**TO BE DONE**
Copy every line of the listing that holds the string "index".

** Start of DATASET **

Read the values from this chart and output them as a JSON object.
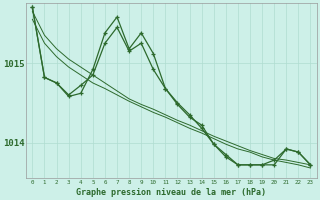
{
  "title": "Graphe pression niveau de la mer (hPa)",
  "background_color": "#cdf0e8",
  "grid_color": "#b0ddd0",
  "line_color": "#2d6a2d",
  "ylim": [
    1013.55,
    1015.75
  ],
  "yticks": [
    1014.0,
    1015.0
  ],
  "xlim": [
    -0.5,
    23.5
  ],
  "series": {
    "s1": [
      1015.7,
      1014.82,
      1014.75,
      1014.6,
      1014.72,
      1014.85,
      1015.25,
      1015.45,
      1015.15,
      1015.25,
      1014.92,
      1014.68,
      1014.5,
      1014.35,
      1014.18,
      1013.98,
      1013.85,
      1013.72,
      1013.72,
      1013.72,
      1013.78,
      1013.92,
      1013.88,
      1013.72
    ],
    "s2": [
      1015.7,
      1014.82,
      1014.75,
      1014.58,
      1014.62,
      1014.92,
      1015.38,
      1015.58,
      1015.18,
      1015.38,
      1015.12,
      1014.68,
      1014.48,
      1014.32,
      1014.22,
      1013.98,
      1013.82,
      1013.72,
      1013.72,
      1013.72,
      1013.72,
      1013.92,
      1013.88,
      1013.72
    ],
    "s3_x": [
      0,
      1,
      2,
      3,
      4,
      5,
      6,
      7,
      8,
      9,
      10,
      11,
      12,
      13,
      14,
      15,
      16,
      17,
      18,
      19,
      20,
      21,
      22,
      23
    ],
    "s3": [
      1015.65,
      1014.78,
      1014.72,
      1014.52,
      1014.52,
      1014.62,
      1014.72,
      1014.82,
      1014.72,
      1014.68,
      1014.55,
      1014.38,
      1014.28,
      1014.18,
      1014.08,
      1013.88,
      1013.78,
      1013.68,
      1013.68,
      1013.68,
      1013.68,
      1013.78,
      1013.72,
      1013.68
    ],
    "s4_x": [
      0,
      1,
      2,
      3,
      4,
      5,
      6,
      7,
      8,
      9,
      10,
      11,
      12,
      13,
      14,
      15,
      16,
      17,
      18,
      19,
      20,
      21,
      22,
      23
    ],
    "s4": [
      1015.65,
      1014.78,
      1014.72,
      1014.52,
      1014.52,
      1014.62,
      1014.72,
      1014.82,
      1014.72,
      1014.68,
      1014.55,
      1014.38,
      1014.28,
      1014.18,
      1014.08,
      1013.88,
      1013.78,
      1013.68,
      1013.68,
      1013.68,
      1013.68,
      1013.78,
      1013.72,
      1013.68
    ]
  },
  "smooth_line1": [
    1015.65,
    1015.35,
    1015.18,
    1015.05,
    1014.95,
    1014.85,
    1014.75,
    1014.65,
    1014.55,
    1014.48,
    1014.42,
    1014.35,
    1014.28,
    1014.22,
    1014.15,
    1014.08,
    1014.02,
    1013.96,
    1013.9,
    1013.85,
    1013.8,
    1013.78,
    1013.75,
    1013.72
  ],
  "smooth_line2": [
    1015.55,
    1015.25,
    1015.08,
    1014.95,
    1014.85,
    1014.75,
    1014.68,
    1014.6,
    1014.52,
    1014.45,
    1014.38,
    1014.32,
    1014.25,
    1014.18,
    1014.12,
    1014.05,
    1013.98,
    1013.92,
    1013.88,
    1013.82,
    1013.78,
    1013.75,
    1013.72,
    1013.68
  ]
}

** End of DATASET **
** Start of DATASET **

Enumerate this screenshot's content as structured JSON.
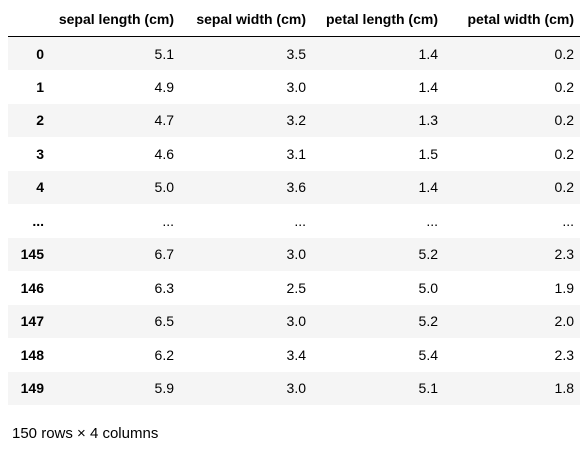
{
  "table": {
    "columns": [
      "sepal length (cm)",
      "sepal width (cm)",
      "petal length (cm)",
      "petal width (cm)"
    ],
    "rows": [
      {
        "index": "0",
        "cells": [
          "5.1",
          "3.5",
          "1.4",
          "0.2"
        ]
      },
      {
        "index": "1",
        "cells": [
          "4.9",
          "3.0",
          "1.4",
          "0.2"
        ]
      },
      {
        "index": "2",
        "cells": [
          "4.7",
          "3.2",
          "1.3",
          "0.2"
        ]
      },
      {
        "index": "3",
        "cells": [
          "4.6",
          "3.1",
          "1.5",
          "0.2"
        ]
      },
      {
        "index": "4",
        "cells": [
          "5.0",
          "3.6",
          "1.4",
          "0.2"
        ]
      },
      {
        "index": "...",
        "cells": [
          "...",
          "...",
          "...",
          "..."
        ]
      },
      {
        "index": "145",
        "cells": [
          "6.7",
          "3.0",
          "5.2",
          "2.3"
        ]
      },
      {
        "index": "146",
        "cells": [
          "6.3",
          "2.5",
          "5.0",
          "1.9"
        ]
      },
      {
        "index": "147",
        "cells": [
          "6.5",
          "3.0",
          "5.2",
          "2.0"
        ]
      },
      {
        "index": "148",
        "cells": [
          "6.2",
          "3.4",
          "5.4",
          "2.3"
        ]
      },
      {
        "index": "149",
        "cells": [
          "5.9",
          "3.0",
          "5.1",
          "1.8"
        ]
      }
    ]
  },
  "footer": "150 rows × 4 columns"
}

** End of DATASET **
** Start of DATASET **

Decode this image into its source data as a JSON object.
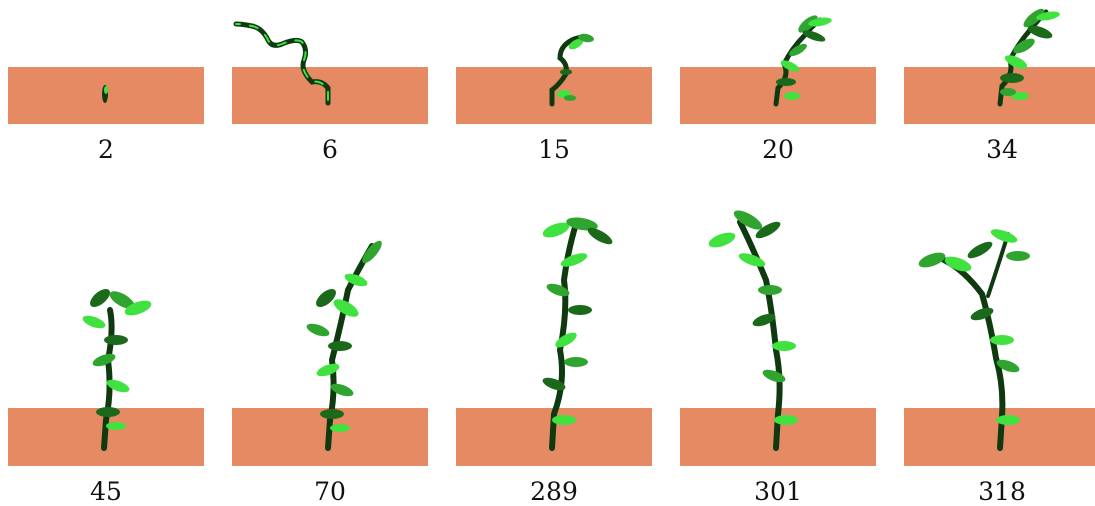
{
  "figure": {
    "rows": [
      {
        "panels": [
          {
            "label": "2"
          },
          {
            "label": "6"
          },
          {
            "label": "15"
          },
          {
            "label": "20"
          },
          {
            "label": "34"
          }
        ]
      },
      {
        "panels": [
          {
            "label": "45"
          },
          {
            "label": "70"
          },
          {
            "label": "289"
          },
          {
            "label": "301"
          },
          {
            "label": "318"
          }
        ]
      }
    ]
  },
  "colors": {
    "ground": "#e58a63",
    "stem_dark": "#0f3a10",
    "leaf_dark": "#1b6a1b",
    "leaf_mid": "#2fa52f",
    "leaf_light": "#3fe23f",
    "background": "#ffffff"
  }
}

** End of DATASET **

**TASK RESPONSE**
        "index": "0",
        "index": "1",
        "index": "2",
        "index": "3",
        "index": "4",
        "index": "...",
        "index": "145",
        "index": "146",
        "index": "147",
        "index": "148",
        "index": "149",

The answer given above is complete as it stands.